● **PROMPT**: Pull out every line of the listing below where "dire" appears.

● **INFORMATION SHOWN**:
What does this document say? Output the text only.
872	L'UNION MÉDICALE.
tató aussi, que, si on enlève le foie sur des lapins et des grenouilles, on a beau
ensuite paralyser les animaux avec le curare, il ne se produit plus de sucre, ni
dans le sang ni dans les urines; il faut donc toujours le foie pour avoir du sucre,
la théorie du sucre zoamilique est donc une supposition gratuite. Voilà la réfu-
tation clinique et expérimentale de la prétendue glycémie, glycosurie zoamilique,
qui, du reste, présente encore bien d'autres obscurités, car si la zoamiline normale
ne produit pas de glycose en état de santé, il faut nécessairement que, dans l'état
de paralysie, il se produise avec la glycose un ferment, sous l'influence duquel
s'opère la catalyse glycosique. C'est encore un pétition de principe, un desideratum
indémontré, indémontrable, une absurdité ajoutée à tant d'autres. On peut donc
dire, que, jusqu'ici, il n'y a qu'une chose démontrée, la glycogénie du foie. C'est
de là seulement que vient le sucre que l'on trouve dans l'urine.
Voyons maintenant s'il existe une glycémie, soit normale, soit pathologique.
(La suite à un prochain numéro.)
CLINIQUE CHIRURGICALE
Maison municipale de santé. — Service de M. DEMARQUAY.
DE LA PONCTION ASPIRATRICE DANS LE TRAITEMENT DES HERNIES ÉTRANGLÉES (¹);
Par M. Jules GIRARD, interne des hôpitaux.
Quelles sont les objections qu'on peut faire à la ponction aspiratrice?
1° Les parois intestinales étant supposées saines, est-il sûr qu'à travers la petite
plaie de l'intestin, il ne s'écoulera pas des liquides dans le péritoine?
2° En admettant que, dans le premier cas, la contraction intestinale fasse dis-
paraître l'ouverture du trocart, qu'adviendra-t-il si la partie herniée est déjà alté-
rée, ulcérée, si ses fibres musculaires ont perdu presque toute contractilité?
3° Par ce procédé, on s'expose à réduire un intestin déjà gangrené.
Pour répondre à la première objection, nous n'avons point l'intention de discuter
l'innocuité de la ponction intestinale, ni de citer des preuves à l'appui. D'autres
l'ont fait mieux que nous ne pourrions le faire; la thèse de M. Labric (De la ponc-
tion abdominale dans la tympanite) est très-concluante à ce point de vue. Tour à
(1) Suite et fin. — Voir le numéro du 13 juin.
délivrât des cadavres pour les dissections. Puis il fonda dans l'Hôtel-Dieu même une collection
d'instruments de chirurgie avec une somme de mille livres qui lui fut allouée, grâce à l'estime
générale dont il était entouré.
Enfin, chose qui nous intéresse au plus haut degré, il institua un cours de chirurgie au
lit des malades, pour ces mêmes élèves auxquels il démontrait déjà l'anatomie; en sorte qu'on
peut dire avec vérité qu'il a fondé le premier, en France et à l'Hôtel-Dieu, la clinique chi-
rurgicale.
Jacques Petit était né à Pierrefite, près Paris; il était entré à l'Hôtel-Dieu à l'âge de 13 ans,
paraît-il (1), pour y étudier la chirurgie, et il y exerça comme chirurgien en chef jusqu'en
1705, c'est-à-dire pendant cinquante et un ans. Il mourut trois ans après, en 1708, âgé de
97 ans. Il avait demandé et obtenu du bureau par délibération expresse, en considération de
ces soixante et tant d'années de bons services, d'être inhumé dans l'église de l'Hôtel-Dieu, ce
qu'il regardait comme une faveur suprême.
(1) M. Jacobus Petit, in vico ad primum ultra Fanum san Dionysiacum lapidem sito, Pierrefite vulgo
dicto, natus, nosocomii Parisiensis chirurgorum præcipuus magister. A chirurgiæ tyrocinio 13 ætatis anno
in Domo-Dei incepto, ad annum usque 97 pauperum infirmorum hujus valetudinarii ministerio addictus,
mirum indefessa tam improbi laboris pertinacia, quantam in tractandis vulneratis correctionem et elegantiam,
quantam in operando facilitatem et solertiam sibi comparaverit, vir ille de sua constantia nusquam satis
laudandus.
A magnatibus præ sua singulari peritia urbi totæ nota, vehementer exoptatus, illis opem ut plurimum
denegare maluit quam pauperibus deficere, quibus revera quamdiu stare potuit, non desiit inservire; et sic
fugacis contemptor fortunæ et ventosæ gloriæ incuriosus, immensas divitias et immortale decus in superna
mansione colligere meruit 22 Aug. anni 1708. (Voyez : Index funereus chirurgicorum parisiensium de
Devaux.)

● **RESPONSE FOR THIS EXERCISE**:
dire, que, jusqu'ici, il n'y a qu'une chose démontrée, la glycogénie du foie. C'est
peut dire avec vérité qu'il a fondé le premier, en France et à l'Hôtel-Dieu, la clinique chi-
1705, c'est-à-dire pendant cinquante et un ans. Il mourut trois ans après, en 1708, âgé de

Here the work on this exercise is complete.